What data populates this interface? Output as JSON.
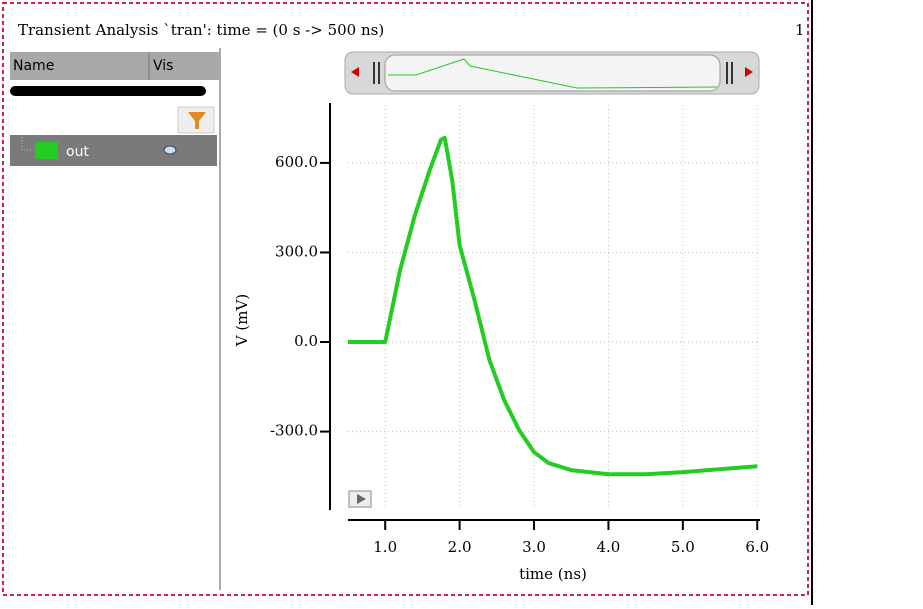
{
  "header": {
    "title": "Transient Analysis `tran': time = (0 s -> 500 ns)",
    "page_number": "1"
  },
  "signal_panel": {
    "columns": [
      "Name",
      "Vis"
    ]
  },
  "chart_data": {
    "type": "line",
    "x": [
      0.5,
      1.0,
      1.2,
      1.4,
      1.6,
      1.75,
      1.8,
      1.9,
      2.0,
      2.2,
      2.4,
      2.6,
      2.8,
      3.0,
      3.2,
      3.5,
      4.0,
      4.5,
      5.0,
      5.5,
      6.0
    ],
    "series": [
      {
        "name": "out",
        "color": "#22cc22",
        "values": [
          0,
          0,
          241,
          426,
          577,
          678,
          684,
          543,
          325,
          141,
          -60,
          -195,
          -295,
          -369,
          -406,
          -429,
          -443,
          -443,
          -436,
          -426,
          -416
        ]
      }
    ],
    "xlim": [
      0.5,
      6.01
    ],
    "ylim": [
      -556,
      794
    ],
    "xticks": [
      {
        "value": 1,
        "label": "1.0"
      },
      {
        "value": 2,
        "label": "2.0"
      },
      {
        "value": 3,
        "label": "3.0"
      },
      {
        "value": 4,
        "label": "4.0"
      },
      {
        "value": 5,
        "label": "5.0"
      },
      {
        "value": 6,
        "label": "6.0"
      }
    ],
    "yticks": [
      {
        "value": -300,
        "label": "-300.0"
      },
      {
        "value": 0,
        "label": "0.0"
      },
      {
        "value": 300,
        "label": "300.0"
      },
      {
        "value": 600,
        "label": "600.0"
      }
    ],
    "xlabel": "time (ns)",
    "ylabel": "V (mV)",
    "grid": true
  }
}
--- --- ---
■ WORK TO DO:
Retype the whole listing exactly and leave the pictures out.

■ RESULT:
What data populates this interface? Output as JSON.
{
  "header": {
    "title": "Transient Analysis `tran': time = (0 s -> 500 ns)",
    "page_number": "1"
  },
  "signal_panel": {
    "columns": [
      "Name",
      "Vis"
    ]
  },
  "chart_data": {
    "type": "line",
    "x": [
      0.5,
      1.0,
      1.2,
      1.4,
      1.6,
      1.75,
      1.8,
      1.9,
      2.0,
      2.2,
      2.4,
      2.6,
      2.8,
      3.0,
      3.2,
      3.5,
      4.0,
      4.5,
      5.0,
      5.5,
      6.0
    ],
    "series": [
      {
        "name": "out",
        "color": "#22cc22",
        "values": [
          0,
          0,
          241,
          426,
          577,
          678,
          684,
          543,
          325,
          141,
          -60,
          -195,
          -295,
          -369,
          -406,
          -429,
          -443,
          -443,
          -436,
          -426,
          -416
        ]
      }
    ],
    "xlim": [
      0.5,
      6.01
    ],
    "ylim": [
      -556,
      794
    ],
    "xticks": [
      {
        "value": 1,
        "label": "1.0"
      },
      {
        "value": 2,
        "label": "2.0"
      },
      {
        "value": 3,
        "label": "3.0"
      },
      {
        "value": 4,
        "label": "4.0"
      },
      {
        "value": 5,
        "label": "5.0"
      },
      {
        "value": 6,
        "label": "6.0"
      }
    ],
    "yticks": [
      {
        "value": -300,
        "label": "-300.0"
      },
      {
        "value": 0,
        "label": "0.0"
      },
      {
        "value": 300,
        "label": "300.0"
      },
      {
        "value": 600,
        "label": "600.0"
      }
    ],
    "xlabel": "time (ns)",
    "ylabel": "V (mV)",
    "grid": true
  }
}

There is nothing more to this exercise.